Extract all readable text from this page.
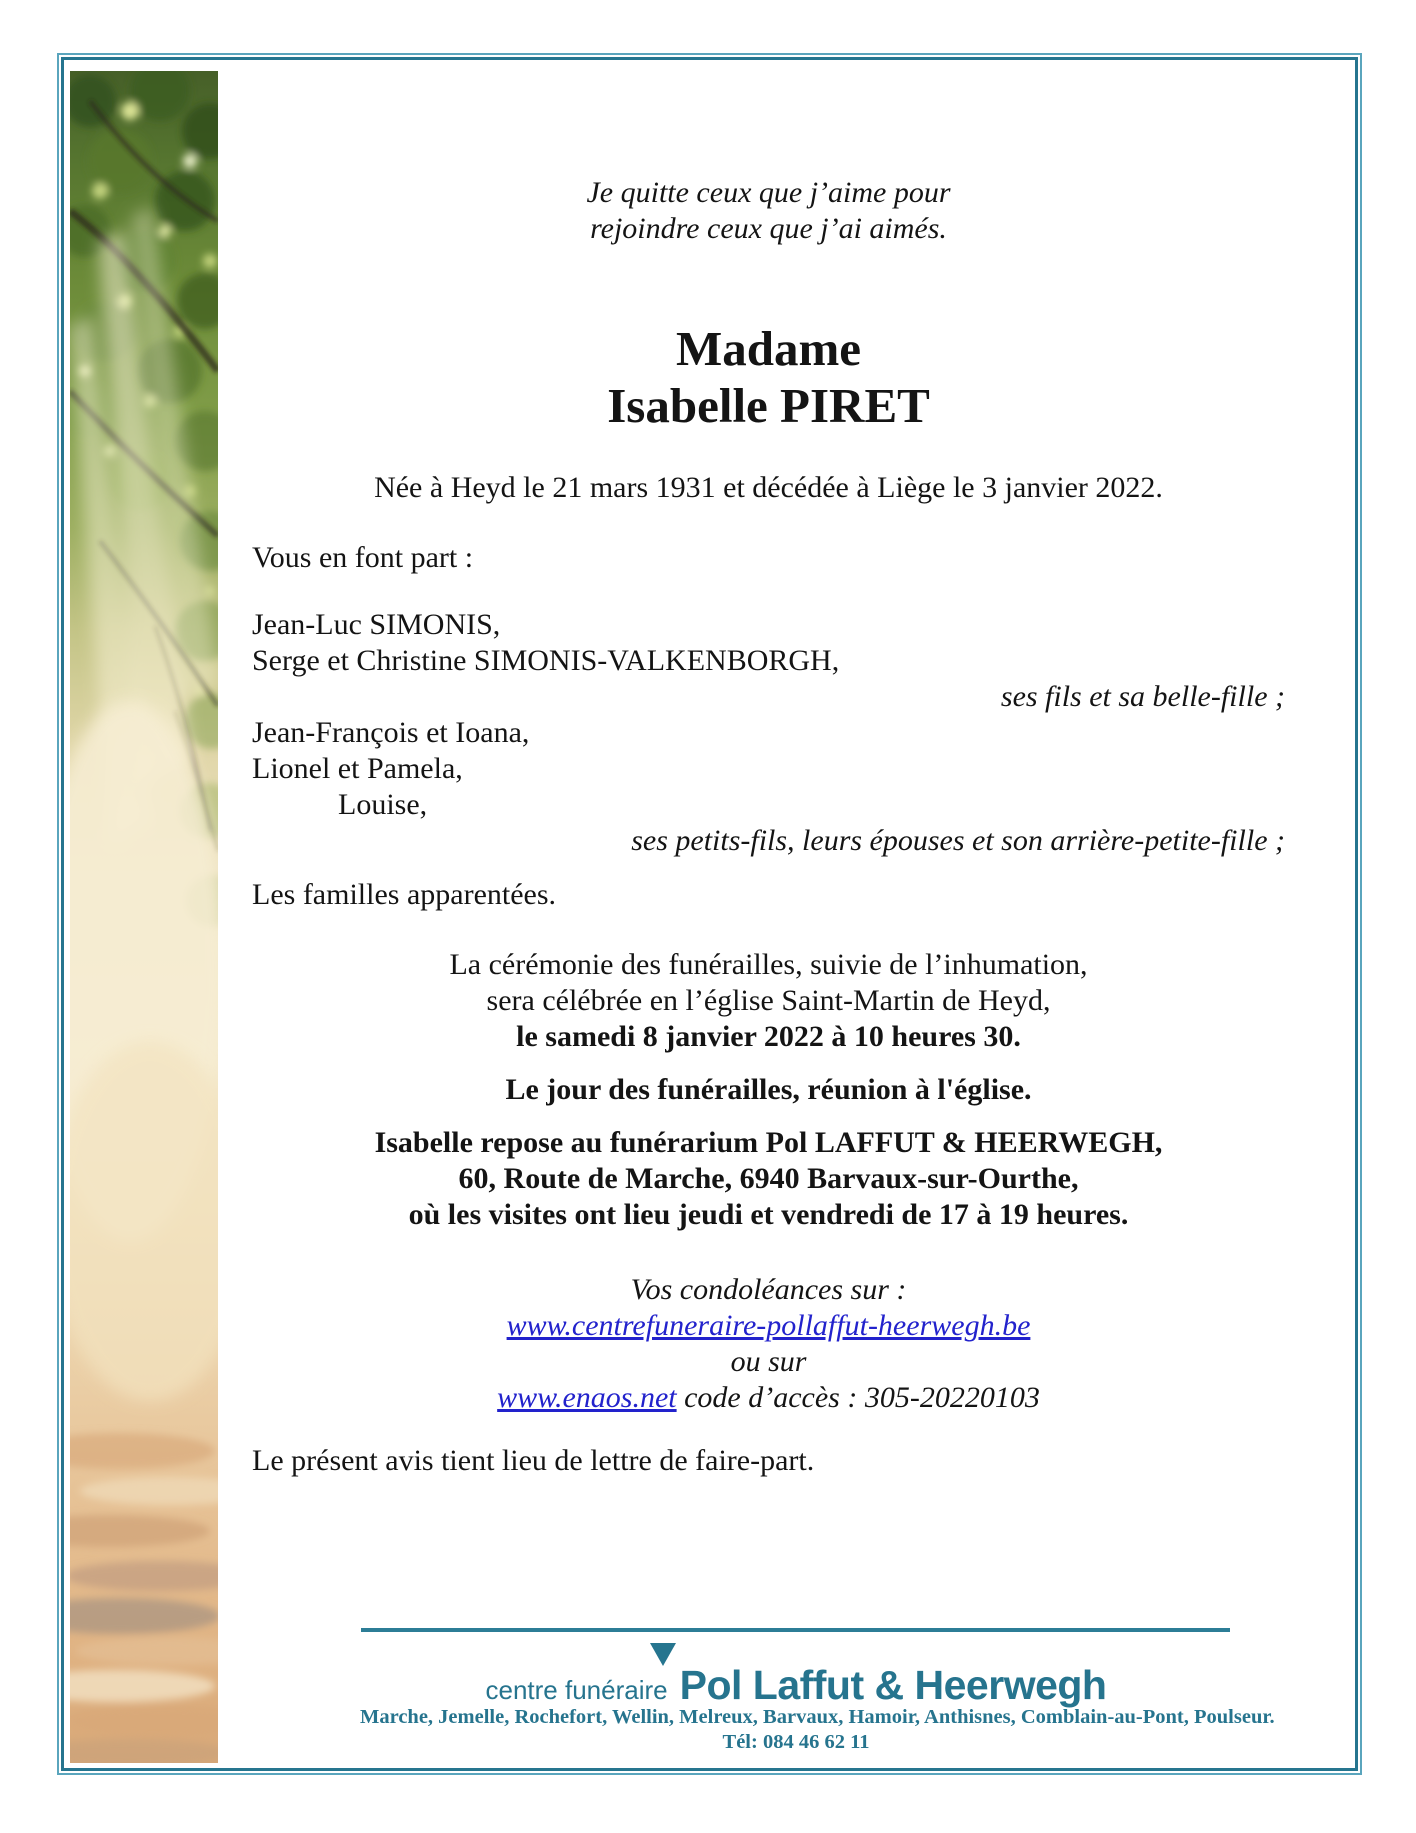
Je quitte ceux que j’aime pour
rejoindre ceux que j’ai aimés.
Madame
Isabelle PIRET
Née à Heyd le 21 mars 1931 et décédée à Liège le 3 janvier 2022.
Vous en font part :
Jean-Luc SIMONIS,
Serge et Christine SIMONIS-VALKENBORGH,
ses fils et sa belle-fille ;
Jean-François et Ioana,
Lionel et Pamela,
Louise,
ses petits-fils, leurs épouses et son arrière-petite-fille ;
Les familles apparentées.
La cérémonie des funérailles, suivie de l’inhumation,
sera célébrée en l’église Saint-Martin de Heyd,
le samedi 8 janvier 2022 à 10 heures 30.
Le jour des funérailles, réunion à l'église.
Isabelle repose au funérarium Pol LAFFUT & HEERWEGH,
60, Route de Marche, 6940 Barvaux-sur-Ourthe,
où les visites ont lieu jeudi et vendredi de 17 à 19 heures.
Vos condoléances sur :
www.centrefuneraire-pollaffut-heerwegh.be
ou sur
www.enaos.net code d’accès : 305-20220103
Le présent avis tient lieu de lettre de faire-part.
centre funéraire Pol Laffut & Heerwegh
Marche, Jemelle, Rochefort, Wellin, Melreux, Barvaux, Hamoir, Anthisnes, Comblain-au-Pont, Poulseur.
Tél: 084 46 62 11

════════════════

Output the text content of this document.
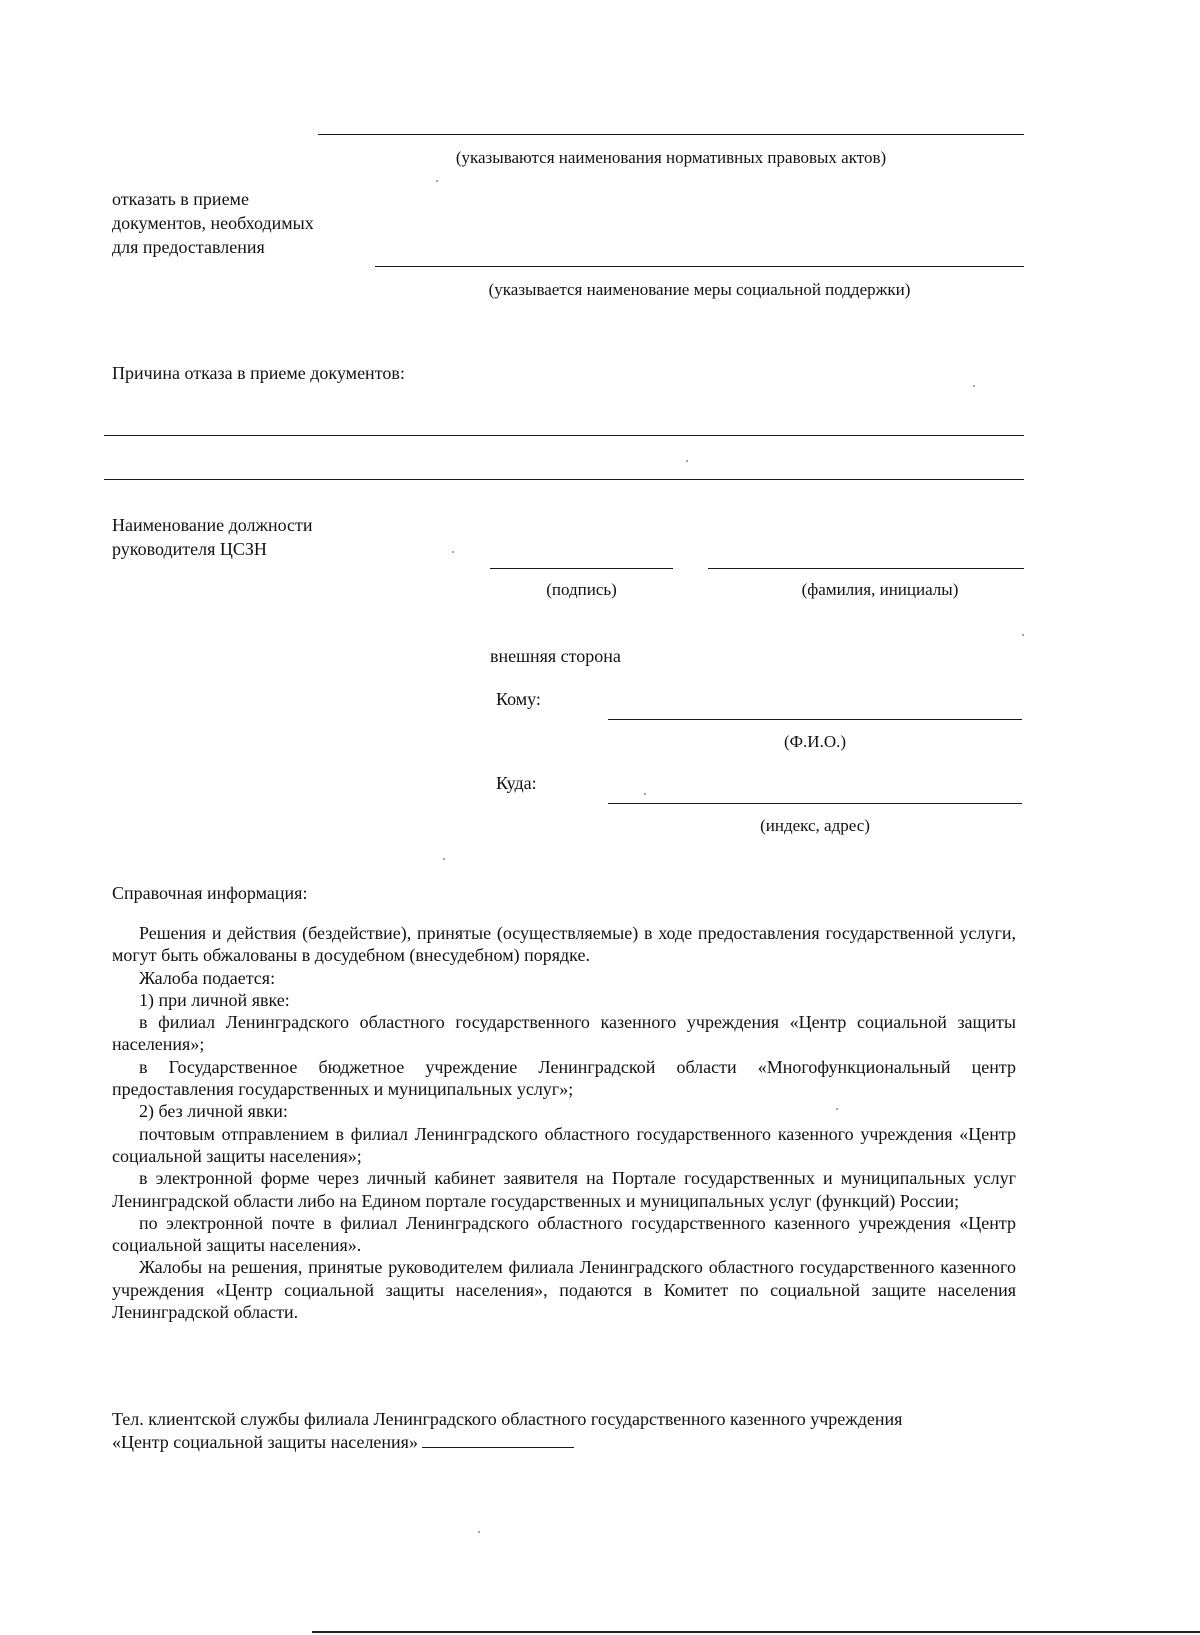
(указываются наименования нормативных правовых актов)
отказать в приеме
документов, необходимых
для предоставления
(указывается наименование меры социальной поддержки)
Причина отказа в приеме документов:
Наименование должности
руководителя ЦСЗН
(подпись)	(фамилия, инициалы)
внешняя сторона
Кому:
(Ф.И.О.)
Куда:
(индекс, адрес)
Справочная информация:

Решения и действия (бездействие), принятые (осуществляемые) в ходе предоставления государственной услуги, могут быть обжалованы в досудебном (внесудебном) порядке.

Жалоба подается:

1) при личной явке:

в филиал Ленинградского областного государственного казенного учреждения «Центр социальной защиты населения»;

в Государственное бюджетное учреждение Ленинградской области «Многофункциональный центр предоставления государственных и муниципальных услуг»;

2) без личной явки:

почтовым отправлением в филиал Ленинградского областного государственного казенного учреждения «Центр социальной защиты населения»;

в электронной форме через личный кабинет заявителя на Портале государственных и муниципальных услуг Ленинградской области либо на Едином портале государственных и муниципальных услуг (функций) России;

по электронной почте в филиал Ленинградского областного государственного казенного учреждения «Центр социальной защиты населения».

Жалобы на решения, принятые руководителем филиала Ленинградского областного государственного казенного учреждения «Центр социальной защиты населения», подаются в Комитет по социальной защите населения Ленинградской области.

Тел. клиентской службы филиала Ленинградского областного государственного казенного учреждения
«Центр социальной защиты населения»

════════════════

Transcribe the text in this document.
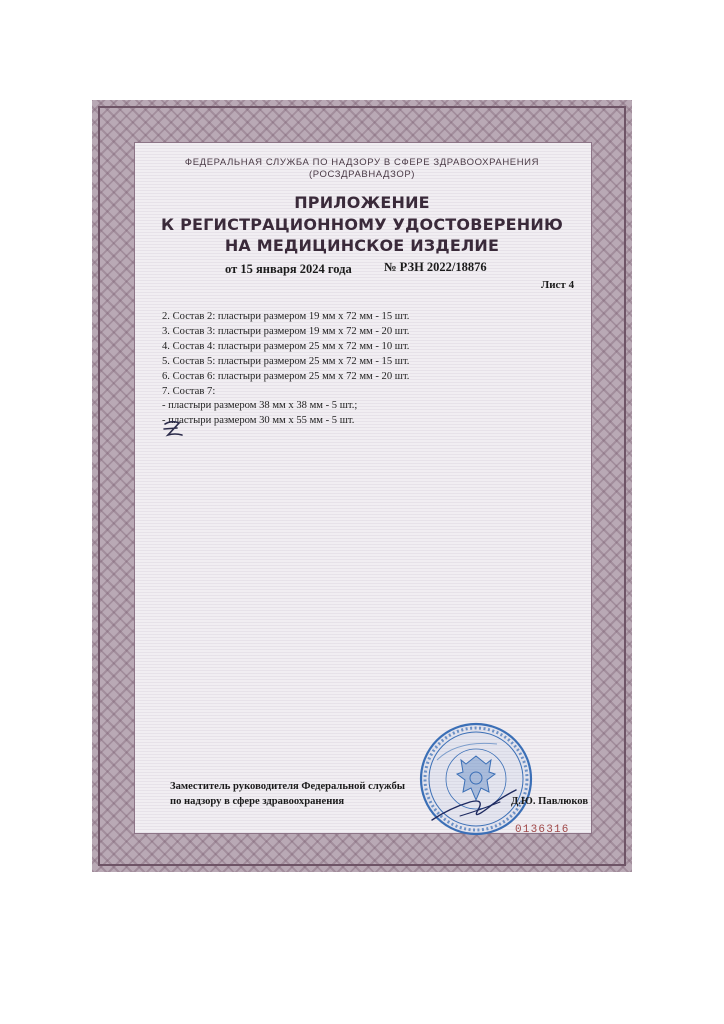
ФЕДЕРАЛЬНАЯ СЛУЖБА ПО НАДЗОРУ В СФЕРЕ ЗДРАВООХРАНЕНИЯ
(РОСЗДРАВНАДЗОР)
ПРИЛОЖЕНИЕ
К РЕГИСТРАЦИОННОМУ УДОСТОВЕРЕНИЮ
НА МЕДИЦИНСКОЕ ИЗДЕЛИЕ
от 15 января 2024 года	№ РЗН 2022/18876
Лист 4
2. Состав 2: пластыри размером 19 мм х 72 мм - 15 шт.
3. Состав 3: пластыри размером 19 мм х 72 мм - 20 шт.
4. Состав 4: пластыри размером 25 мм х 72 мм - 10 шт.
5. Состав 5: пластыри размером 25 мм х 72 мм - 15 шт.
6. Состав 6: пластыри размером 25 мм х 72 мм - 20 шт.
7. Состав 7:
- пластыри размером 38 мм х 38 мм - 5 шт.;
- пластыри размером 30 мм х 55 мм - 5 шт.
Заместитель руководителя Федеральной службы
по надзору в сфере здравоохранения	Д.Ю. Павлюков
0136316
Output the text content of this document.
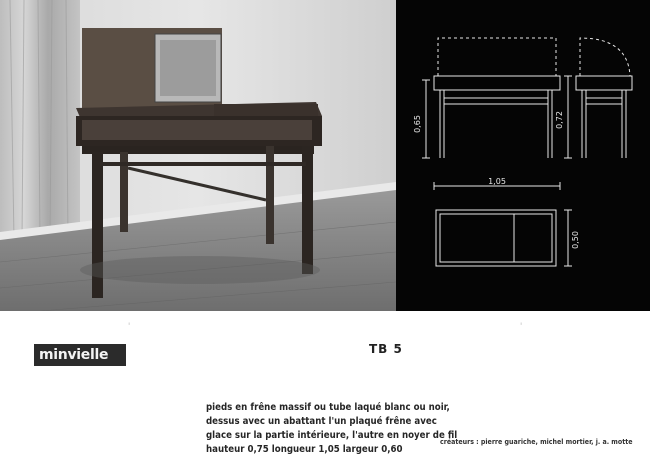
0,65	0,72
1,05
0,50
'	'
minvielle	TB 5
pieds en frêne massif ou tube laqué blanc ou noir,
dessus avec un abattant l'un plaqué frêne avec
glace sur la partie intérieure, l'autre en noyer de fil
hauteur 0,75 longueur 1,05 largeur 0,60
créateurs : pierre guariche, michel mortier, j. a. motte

════════════════

Return every line above that contains the word "Jean".

Jean-Luc SIMONIS,
Jean-François et Ioana,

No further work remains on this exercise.